Short exercise — Would you retype all of these records exactly?
** BEGIN **
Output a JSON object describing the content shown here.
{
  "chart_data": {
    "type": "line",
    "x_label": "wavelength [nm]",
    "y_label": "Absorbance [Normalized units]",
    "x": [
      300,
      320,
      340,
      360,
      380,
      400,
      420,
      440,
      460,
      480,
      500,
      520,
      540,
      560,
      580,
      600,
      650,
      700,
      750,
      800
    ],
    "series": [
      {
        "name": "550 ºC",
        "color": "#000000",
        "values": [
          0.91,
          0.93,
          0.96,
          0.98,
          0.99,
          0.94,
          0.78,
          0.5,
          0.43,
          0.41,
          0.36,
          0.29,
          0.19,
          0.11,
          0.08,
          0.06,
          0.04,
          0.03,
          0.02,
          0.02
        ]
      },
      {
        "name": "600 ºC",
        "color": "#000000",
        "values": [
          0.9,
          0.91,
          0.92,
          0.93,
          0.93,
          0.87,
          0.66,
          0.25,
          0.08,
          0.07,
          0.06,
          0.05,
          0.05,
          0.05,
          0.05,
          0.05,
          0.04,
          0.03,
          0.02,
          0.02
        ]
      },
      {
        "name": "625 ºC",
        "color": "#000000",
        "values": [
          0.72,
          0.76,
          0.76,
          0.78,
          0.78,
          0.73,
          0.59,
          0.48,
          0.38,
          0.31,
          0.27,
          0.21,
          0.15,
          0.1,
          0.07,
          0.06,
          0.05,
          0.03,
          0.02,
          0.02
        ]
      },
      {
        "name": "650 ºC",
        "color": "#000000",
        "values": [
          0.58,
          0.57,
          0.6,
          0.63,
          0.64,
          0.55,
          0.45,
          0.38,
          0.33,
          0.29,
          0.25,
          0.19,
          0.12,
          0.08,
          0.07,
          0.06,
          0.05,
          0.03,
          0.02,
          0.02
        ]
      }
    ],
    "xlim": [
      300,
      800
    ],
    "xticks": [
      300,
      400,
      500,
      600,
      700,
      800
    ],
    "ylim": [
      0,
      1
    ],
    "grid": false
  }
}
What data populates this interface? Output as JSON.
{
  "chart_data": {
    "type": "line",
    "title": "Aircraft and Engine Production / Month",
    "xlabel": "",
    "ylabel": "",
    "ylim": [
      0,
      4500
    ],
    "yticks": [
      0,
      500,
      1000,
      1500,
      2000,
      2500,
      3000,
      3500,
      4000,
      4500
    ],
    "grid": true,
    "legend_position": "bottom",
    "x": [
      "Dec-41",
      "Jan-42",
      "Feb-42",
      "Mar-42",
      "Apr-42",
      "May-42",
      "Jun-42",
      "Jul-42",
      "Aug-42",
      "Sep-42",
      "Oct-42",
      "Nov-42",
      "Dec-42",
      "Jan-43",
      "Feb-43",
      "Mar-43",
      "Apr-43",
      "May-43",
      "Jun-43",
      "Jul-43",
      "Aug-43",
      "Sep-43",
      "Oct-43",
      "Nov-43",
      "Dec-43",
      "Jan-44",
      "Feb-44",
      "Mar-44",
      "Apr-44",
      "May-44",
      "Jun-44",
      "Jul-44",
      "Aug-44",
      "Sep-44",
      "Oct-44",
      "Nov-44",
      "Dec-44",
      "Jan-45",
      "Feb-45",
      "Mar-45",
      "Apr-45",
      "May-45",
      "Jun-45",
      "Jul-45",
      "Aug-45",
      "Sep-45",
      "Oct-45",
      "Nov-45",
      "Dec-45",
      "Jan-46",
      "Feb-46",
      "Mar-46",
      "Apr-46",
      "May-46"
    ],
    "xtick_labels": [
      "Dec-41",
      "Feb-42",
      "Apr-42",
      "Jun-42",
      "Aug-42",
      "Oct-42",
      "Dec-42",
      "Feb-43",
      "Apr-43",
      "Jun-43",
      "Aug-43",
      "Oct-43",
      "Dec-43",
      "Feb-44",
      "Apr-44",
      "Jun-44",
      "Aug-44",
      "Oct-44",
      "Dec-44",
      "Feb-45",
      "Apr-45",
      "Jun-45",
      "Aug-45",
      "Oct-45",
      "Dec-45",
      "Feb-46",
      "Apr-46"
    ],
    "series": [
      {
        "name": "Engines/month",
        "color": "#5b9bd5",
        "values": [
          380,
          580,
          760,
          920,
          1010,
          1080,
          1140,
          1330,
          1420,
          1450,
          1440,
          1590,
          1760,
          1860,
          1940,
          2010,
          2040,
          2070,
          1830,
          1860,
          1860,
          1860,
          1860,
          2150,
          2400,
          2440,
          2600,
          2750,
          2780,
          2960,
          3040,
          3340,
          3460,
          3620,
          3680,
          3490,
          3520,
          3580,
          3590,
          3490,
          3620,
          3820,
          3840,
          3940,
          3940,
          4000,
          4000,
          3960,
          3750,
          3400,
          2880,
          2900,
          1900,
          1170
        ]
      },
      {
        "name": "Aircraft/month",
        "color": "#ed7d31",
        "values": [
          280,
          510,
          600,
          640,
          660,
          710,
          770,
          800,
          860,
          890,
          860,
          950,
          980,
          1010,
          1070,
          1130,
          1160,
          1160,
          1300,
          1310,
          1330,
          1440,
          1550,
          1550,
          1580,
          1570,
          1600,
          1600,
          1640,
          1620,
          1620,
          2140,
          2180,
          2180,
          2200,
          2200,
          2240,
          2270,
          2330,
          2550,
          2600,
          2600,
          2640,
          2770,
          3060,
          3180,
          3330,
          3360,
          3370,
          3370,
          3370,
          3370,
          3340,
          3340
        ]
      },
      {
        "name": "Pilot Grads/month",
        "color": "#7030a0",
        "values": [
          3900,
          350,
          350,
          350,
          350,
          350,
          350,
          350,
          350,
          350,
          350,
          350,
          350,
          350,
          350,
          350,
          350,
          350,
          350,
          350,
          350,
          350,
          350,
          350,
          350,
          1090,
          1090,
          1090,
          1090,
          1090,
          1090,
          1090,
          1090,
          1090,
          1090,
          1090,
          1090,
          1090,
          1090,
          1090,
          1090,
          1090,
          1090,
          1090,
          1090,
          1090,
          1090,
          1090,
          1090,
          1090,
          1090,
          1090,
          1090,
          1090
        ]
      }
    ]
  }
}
** END **
The answer —
Output a JSON object describing the content shown here.
{
  "chart_data": {
    "type": "line",
    "x_label": "wavelength [nm]",
    "y_label": "Absorbance [Normalized units]",
    "x": [
      300,
      320,
      340,
      360,
      380,
      400,
      420,
      440,
      460,
      480,
      500,
      520,
      540,
      560,
      580,
      600,
      650,
      700,
      750,
      800
    ],
    "series": [
      {
        "name": "550 ºC",
        "color": "#000000",
        "values": [
          0.91,
          0.93,
          0.96,
          0.98,
          0.99,
          0.94,
          0.78,
          0.5,
          0.43,
          0.41,
          0.36,
          0.29,
          0.19,
          0.11,
          0.08,
          0.06,
          0.04,
          0.03,
          0.02,
          0.02
        ]
      },
      {
        "name": "600 ºC",
        "color": "#000000",
        "values": [
          0.9,
          0.91,
          0.92,
          0.93,
          0.93,
          0.87,
          0.66,
          0.25,
          0.08,
          0.07,
          0.06,
          0.05,
          0.05,
          0.05,
          0.05,
          0.05,
          0.04,
          0.03,
          0.02,
          0.02
        ]
      },
      {
        "name": "625 ºC",
        "color": "#000000",
        "values": [
          0.72,
          0.76,
          0.76,
          0.78,
          0.78,
          0.73,
          0.59,
          0.48,
          0.38,
          0.31,
          0.27,
          0.21,
          0.15,
          0.1,
          0.07,
          0.06,
          0.05,
          0.03,
          0.02,
          0.02
        ]
      },
      {
        "name": "650 ºC",
        "color": "#000000",
        "values": [
          0.58,
          0.57,
          0.6,
          0.63,
          0.64,
          0.55,
          0.45,
          0.38,
          0.33,
          0.29,
          0.25,
          0.19,
          0.12,
          0.08,
          0.07,
          0.06,
          0.05,
          0.03,
          0.02,
          0.02
        ]
      }
    ],
    "xlim": [
      300,
      800
    ],
    "xticks": [
      300,
      400,
      500,
      600,
      700,
      800
    ],
    "ylim": [
      0,
      1
    ],
    "grid": false
  }
}
What data populates this interface? Output as JSON.
{
  "chart_data": {
    "type": "line",
    "title": "Aircraft and Engine Production / Month",
    "xlabel": "",
    "ylabel": "",
    "ylim": [
      0,
      4500
    ],
    "yticks": [
      0,
      500,
      1000,
      1500,
      2000,
      2500,
      3000,
      3500,
      4000,
      4500
    ],
    "grid": true,
    "legend_position": "bottom",
    "x": [
      "Dec-41",
      "Jan-42",
      "Feb-42",
      "Mar-42",
      "Apr-42",
      "May-42",
      "Jun-42",
      "Jul-42",
      "Aug-42",
      "Sep-42",
      "Oct-42",
      "Nov-42",
      "Dec-42",
      "Jan-43",
      "Feb-43",
      "Mar-43",
      "Apr-43",
      "May-43",
      "Jun-43",
      "Jul-43",
      "Aug-43",
      "Sep-43",
      "Oct-43",
      "Nov-43",
      "Dec-43",
      "Jan-44",
      "Feb-44",
      "Mar-44",
      "Apr-44",
      "May-44",
      "Jun-44",
      "Jul-44",
      "Aug-44",
      "Sep-44",
      "Oct-44",
      "Nov-44",
      "Dec-44",
      "Jan-45",
      "Feb-45",
      "Mar-45",
      "Apr-45",
      "May-45",
      "Jun-45",
      "Jul-45",
      "Aug-45",
      "Sep-45",
      "Oct-45",
      "Nov-45",
      "Dec-45",
      "Jan-46",
      "Feb-46",
      "Mar-46",
      "Apr-46",
      "May-46"
    ],
    "xtick_labels": [
      "Dec-41",
      "Feb-42",
      "Apr-42",
      "Jun-42",
      "Aug-42",
      "Oct-42",
      "Dec-42",
      "Feb-43",
      "Apr-43",
      "Jun-43",
      "Aug-43",
      "Oct-43",
      "Dec-43",
      "Feb-44",
      "Apr-44",
      "Jun-44",
      "Aug-44",
      "Oct-44",
      "Dec-44",
      "Feb-45",
      "Apr-45",
      "Jun-45",
      "Aug-45",
      "Oct-45",
      "Dec-45",
      "Feb-46",
      "Apr-46"
    ],
    "series": [
      {
        "name": "Engines/month",
        "color": "#5b9bd5",
        "values": [
          380,
          580,
          760,
          920,
          1010,
          1080,
          1140,
          1330,
          1420,
          1450,
          1440,
          1590,
          1760,
          1860,
          1940,
          2010,
          2040,
          2070,
          1830,
          1860,
          1860,
          1860,
          1860,
          2150,
          2400,
          2440,
          2600,
          2750,
          2780,
          2960,
          3040,
          3340,
          3460,
          3620,
          3680,
          3490,
          3520,
          3580,
          3590,
          3490,
          3620,
          3820,
          3840,
          3940,
          3940,
          4000,
          4000,
          3960,
          3750,
          3400,
          2880,
          2900,
          1900,
          1170
        ]
      },
      {
        "name": "Aircraft/month",
        "color": "#ed7d31",
        "values": [
          280,
          510,
          600,
          640,
          660,
          710,
          770,
          800,
          860,
          890,
          860,
          950,
          980,
          1010,
          1070,
          1130,
          1160,
          1160,
          1300,
          1310,
          1330,
          1440,
          1550,
          1550,
          1580,
          1570,
          1600,
          1600,
          1640,
          1620,
          1620,
          2140,
          2180,
          2180,
          2200,
          2200,
          2240,
          2270,
          2330,
          2550,
          2600,
          2600,
          2640,
          2770,
          3060,
          3180,
          3330,
          3360,
          3370,
          3370,
          3370,
          3370,
          3340,
          3340
        ]
      },
      {
        "name": "Pilot Grads/month",
        "color": "#7030a0",
        "values": [
          3900,
          350,
          350,
          350,
          350,
          350,
          350,
          350,
          350,
          350,
          350,
          350,
          350,
          350,
          350,
          350,
          350,
          350,
          350,
          350,
          350,
          350,
          350,
          350,
          350,
          1090,
          1090,
          1090,
          1090,
          1090,
          1090,
          1090,
          1090,
          1090,
          1090,
          1090,
          1090,
          1090,
          1090,
          1090,
          1090,
          1090,
          1090,
          1090,
          1090,
          1090,
          1090,
          1090,
          1090,
          1090,
          1090,
          1090,
          1090,
          1090
        ]
      }
    ]
  }
}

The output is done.